▸ OBJECTIVE
Retype all of the listing exactly, passing over any picture you find.
* start MATERIAL FOR THIS TASK *
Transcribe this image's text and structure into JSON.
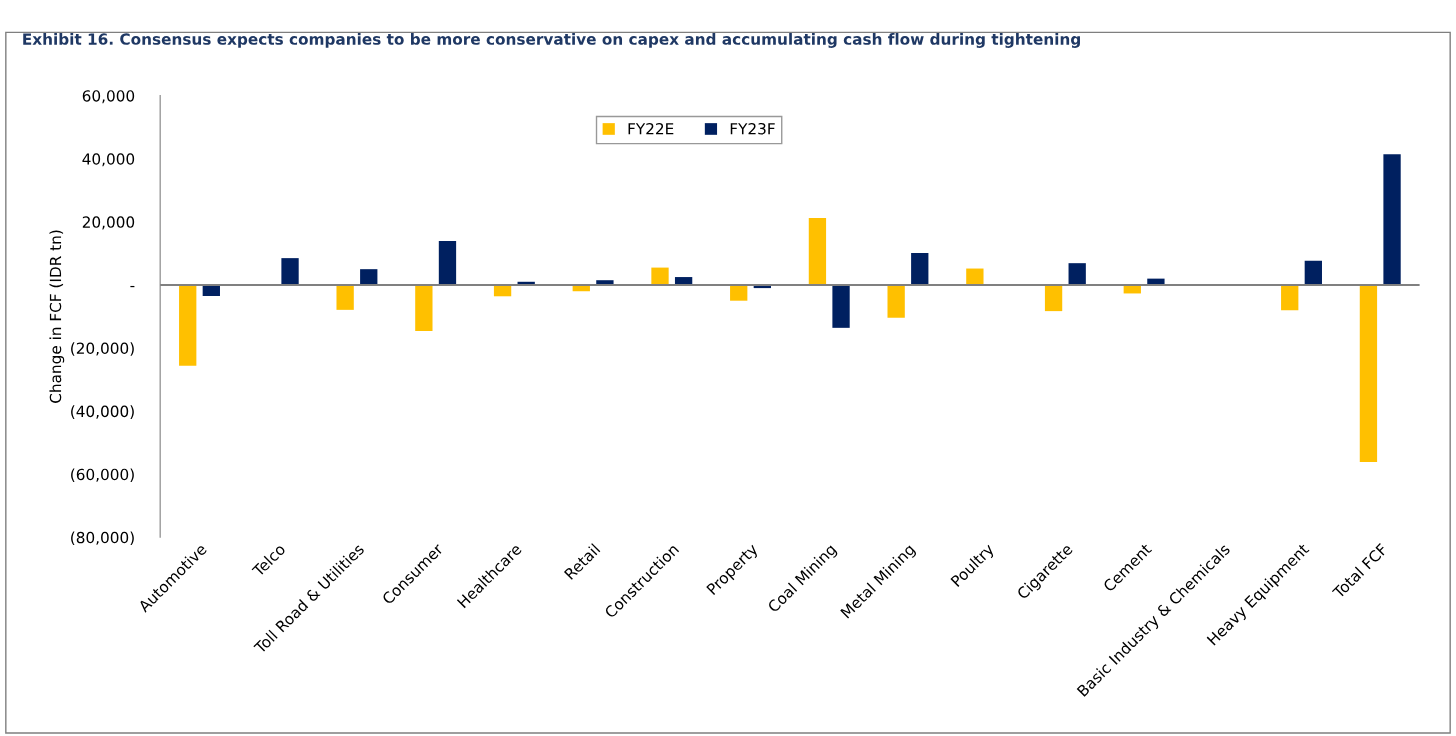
{
  "chart_data": {
    "type": "bar",
    "title": "Exhibit 16. Consensus expects companies to be more conservative on capex and accumulating cash flow during tightening",
    "ylabel": "Change in FCF (IDR tn)",
    "categories": [
      "Automotive",
      "Telco",
      "Toll Road & Utilities",
      "Consumer",
      "Healthcare",
      "Retail",
      "Construction",
      "Property",
      "Coal Mining",
      "Metal Mining",
      "Poultry",
      "Cigarette",
      "Cement",
      "Basic Industry & Chemicals",
      "Heavy Equipment",
      "Total FCF"
    ],
    "series": [
      {
        "name": "FY22E",
        "color": "#ffc000",
        "values": [
          -25600,
          null,
          -7900,
          -14600,
          -3600,
          -2000,
          5500,
          -5000,
          21200,
          -10400,
          5200,
          -8300,
          -2700,
          0,
          -8000,
          -56100
        ]
      },
      {
        "name": "FY23F",
        "color": "#002060",
        "values": [
          -3500,
          8500,
          5000,
          13900,
          1000,
          1500,
          2500,
          -1000,
          -13600,
          10100,
          0,
          6900,
          2000,
          0,
          7700,
          41400
        ]
      }
    ],
    "ylim": [
      -80000,
      60000
    ],
    "yticks": [
      {
        "value": -80000,
        "label": "(80,000)"
      },
      {
        "value": -60000,
        "label": "(60,000)"
      },
      {
        "value": -40000,
        "label": "(40,000)"
      },
      {
        "value": -20000,
        "label": "(20,000)"
      },
      {
        "value": 0,
        "label": "-"
      },
      {
        "value": 20000,
        "label": "20,000"
      },
      {
        "value": 40000,
        "label": "40,000"
      },
      {
        "value": 60000,
        "label": "60,000"
      }
    ],
    "grid": false,
    "ref_lines": [
      {
        "axis": "y",
        "value": 0,
        "color": "#808080"
      }
    ],
    "legend": "top"
  }
}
* end MATERIAL FOR THIS TASK *
▸ WORKED SOLUTION
Transcribe this image's text and structure into JSON.
{
  "chart_data": {
    "type": "bar",
    "title": "Exhibit 16. Consensus expects companies to be more conservative on capex and accumulating cash flow during tightening",
    "ylabel": "Change in FCF (IDR tn)",
    "categories": [
      "Automotive",
      "Telco",
      "Toll Road & Utilities",
      "Consumer",
      "Healthcare",
      "Retail",
      "Construction",
      "Property",
      "Coal Mining",
      "Metal Mining",
      "Poultry",
      "Cigarette",
      "Cement",
      "Basic Industry & Chemicals",
      "Heavy Equipment",
      "Total FCF"
    ],
    "series": [
      {
        "name": "FY22E",
        "color": "#ffc000",
        "values": [
          -25600,
          null,
          -7900,
          -14600,
          -3600,
          -2000,
          5500,
          -5000,
          21200,
          -10400,
          5200,
          -8300,
          -2700,
          0,
          -8000,
          -56100
        ]
      },
      {
        "name": "FY23F",
        "color": "#002060",
        "values": [
          -3500,
          8500,
          5000,
          13900,
          1000,
          1500,
          2500,
          -1000,
          -13600,
          10100,
          0,
          6900,
          2000,
          0,
          7700,
          41400
        ]
      }
    ],
    "ylim": [
      -80000,
      60000
    ],
    "yticks": [
      {
        "value": -80000,
        "label": "(80,000)"
      },
      {
        "value": -60000,
        "label": "(60,000)"
      },
      {
        "value": -40000,
        "label": "(40,000)"
      },
      {
        "value": -20000,
        "label": "(20,000)"
      },
      {
        "value": 0,
        "label": "-"
      },
      {
        "value": 20000,
        "label": "20,000"
      },
      {
        "value": 40000,
        "label": "40,000"
      },
      {
        "value": 60000,
        "label": "60,000"
      }
    ],
    "grid": false,
    "ref_lines": [
      {
        "axis": "y",
        "value": 0,
        "color": "#808080"
      }
    ],
    "legend": "top"
  }
}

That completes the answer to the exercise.